What is expected: Write down every entry below once more, exactly.

Stored items from a collection:
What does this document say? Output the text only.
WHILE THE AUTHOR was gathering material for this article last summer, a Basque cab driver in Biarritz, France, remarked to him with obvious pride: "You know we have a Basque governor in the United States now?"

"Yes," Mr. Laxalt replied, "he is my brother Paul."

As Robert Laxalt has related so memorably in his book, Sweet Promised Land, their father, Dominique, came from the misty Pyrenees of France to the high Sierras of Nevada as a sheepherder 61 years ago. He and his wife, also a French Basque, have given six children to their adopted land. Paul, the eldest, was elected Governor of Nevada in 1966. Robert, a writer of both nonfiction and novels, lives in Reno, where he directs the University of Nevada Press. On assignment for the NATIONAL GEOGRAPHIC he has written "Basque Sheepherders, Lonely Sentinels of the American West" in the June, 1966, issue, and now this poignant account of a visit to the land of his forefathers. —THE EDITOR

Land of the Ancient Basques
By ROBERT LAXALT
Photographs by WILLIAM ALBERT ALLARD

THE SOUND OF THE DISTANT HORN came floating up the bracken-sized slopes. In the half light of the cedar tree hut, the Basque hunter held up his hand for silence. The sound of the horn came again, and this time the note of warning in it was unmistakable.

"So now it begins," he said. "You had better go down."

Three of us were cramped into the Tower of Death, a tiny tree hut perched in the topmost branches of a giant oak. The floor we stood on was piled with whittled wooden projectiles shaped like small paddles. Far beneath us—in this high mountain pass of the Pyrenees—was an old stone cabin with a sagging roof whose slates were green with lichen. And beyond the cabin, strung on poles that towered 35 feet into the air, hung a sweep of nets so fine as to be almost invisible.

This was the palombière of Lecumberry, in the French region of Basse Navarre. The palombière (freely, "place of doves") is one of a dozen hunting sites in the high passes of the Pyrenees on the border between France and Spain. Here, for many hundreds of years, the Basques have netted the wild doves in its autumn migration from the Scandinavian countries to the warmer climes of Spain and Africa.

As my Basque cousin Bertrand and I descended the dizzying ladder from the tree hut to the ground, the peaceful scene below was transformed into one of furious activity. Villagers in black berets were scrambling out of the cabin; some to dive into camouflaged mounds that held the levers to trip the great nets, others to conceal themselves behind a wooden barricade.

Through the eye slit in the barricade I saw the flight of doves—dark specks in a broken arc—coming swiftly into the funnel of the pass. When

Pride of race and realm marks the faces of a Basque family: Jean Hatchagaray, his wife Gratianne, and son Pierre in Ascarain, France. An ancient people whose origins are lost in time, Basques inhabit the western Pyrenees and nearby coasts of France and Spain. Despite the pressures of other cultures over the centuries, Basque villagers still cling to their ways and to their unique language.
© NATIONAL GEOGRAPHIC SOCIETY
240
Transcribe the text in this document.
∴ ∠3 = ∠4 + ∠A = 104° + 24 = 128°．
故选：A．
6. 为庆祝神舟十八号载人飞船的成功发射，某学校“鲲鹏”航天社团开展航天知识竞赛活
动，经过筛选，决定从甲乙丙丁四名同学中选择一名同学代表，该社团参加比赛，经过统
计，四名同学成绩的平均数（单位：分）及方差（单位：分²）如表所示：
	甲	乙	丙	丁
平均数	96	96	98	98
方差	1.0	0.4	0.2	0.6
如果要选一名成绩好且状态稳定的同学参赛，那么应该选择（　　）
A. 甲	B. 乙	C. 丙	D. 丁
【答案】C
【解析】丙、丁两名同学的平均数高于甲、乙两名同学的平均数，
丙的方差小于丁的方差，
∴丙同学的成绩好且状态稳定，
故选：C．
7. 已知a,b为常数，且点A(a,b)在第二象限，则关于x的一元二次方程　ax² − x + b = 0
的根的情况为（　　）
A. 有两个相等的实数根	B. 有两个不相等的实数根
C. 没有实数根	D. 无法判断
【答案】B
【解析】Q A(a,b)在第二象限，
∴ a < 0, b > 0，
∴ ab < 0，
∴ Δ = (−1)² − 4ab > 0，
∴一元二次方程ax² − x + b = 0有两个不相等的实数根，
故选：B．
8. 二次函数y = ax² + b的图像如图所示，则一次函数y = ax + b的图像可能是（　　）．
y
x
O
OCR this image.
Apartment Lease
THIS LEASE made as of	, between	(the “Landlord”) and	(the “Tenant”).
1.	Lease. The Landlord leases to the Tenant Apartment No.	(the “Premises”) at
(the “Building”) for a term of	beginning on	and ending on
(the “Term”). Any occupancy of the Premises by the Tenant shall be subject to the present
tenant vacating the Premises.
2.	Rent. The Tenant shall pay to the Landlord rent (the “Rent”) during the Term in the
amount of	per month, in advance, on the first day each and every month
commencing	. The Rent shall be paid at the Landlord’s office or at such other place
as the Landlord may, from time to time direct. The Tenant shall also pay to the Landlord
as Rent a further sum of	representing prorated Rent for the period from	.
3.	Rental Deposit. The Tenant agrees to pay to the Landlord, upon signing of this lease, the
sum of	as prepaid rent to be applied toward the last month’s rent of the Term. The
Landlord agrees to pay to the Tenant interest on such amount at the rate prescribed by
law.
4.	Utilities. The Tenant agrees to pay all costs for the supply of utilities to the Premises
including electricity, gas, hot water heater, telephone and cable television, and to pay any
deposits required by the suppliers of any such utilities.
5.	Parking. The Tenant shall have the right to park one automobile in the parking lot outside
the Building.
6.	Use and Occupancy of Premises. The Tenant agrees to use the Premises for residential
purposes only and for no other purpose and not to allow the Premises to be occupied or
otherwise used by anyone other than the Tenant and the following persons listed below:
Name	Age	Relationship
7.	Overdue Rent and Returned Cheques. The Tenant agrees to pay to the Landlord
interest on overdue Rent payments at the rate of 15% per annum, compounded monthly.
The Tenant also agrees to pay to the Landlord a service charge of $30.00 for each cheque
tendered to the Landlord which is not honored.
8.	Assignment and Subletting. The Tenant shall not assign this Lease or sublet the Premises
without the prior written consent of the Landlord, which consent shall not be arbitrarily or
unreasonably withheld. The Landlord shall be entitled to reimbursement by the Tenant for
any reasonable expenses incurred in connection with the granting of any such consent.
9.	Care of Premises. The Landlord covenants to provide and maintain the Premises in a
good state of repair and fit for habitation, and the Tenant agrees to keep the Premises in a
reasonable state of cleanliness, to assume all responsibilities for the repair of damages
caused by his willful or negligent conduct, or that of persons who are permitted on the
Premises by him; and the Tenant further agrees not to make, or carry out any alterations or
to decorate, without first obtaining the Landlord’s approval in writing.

Exercise answer:
What does this document say? Output the text only.
WHILE THE AUTHOR was gathering material for this article last summer, a Basque cab driver in Biarritz, France, remarked to him with obvious pride: "You know we have a Basque governor in the United States now?"

"Yes," Mr. Laxalt replied, "he is my brother Paul."

As Robert Laxalt has related so memorably in his book, Sweet Promised Land, their father, Dominique, came from the misty Pyrenees of France to the high Sierras of Nevada as a sheepherder 61 years ago. He and his wife, also a French Basque, have given six children to their adopted land. Paul, the eldest, was elected Governor of Nevada in 1966. Robert, a writer of both nonfiction and novels, lives in Reno, where he directs the University of Nevada Press. On assignment for the NATIONAL GEOGRAPHIC he has written "Basque Sheepherders, Lonely Sentinels of the American West" in the June, 1966, issue, and now this poignant account of a visit to the land of his forefathers. —THE EDITOR

Land of the Ancient Basques
By ROBERT LAXALT
Photographs by WILLIAM ALBERT ALLARD

THE SOUND OF THE DISTANT HORN came floating up the bracken-sized slopes. In the half light of the cedar tree hut, the Basque hunter held up his hand for silence. The sound of the horn came again, and this time the note of warning in it was unmistakable.

"So now it begins," he said. "You had better go down."

Three of us were cramped into the Tower of Death, a tiny tree hut perched in the topmost branches of a giant oak. The floor we stood on was piled with whittled wooden projectiles shaped like small paddles. Far beneath us—in this high mountain pass of the Pyrenees—was an old stone cabin with a sagging roof whose slates were green with lichen. And beyond the cabin, strung on poles that towered 35 feet into the air, hung a sweep of nets so fine as to be almost invisible.

This was the palombière of Lecumberry, in the French region of Basse Navarre. The palombière (freely, "place of doves") is one of a dozen hunting sites in the high passes of the Pyrenees on the border between France and Spain. Here, for many hundreds of years, the Basques have netted the wild doves in its autumn migration from the Scandinavian countries to the warmer climes of Spain and Africa.

As my Basque cousin Bertrand and I descended the dizzying ladder from the tree hut to the ground, the peaceful scene below was transformed into one of furious activity. Villagers in black berets were scrambling out of the cabin; some to dive into camouflaged mounds that held the levers to trip the great nets, others to conceal themselves behind a wooden barricade.

Through the eye slit in the barricade I saw the flight of doves—dark specks in a broken arc—coming swiftly into the funnel of the pass. When

Pride of race and realm marks the faces of a Basque family: Jean Hatchagaray, his wife Gratianne, and son Pierre in Ascarain, France. An ancient people whose origins are lost in time, Basques inhabit the western Pyrenees and nearby coasts of France and Spain. Despite the pressures of other cultures over the centuries, Basque villagers still cling to their ways and to their unique language.
© NATIONAL GEOGRAPHIC SOCIETY
240
Transcribe the text in this document.
∴ ∠3 = ∠4 + ∠A = 104° + 24 = 128°．
故选：A．
6. 为庆祝神舟十八号载人飞船的成功发射，某学校“鲲鹏”航天社团开展航天知识竞赛活
动，经过筛选，决定从甲乙丙丁四名同学中选择一名同学代表，该社团参加比赛，经过统
计，四名同学成绩的平均数（单位：分）及方差（单位：分²）如表所示：
	甲	乙	丙	丁
平均数	96	96	98	98
方差	1.0	0.4	0.2	0.6
如果要选一名成绩好且状态稳定的同学参赛，那么应该选择（　　）
A. 甲	B. 乙	C. 丙	D. 丁
【答案】C
【解析】丙、丁两名同学的平均数高于甲、乙两名同学的平均数，
丙的方差小于丁的方差，
∴丙同学的成绩好且状态稳定，
故选：C．
7. 已知a,b为常数，且点A(a,b)在第二象限，则关于x的一元二次方程　ax² − x + b = 0
的根的情况为（　　）
A. 有两个相等的实数根	B. 有两个不相等的实数根
C. 没有实数根	D. 无法判断
【答案】B
【解析】Q A(a,b)在第二象限，
∴ a < 0, b > 0，
∴ ab < 0，
∴ Δ = (−1)² − 4ab > 0，
∴一元二次方程ax² − x + b = 0有两个不相等的实数根，
故选：B．
8. 二次函数y = ax² + b的图像如图所示，则一次函数y = ax + b的图像可能是（　　）．
y
x
O
OCR this image.
Apartment Lease
THIS LEASE made as of	, between	(the “Landlord”) and	(the “Tenant”).
1.	Lease. The Landlord leases to the Tenant Apartment No.	(the “Premises”) at
(the “Building”) for a term of	beginning on	and ending on
(the “Term”). Any occupancy of the Premises by the Tenant shall be subject to the present
tenant vacating the Premises.
2.	Rent. The Tenant shall pay to the Landlord rent (the “Rent”) during the Term in the
amount of	per month, in advance, on the first day each and every month
commencing	. The Rent shall be paid at the Landlord’s office or at such other place
as the Landlord may, from time to time direct. The Tenant shall also pay to the Landlord
as Rent a further sum of	representing prorated Rent for the period from	.
3.	Rental Deposit. The Tenant agrees to pay to the Landlord, upon signing of this lease, the
sum of	as prepaid rent to be applied toward the last month’s rent of the Term. The
Landlord agrees to pay to the Tenant interest on such amount at the rate prescribed by
law.
4.	Utilities. The Tenant agrees to pay all costs for the supply of utilities to the Premises
including electricity, gas, hot water heater, telephone and cable television, and to pay any
deposits required by the suppliers of any such utilities.
5.	Parking. The Tenant shall have the right to park one automobile in the parking lot outside
the Building.
6.	Use and Occupancy of Premises. The Tenant agrees to use the Premises for residential
purposes only and for no other purpose and not to allow the Premises to be occupied or
otherwise used by anyone other than the Tenant and the following persons listed below:
Name	Age	Relationship
7.	Overdue Rent and Returned Cheques. The Tenant agrees to pay to the Landlord
interest on overdue Rent payments at the rate of 15% per annum, compounded monthly.
The Tenant also agrees to pay to the Landlord a service charge of $30.00 for each cheque
tendered to the Landlord which is not honored.
8.	Assignment and Subletting. The Tenant shall not assign this Lease or sublet the Premises
without the prior written consent of the Landlord, which consent shall not be arbitrarily or
unreasonably withheld. The Landlord shall be entitled to reimbursement by the Tenant for
any reasonable expenses incurred in connection with the granting of any such consent.
9.	Care of Premises. The Landlord covenants to provide and maintain the Premises in a
good state of repair and fit for habitation, and the Tenant agrees to keep the Premises in a
reasonable state of cleanliness, to assume all responsibilities for the repair of damages
caused by his willful or negligent conduct, or that of persons who are permitted on the
Premises by him; and the Tenant further agrees not to make, or carry out any alterations or
to decorate, without first obtaining the Landlord’s approval in writing.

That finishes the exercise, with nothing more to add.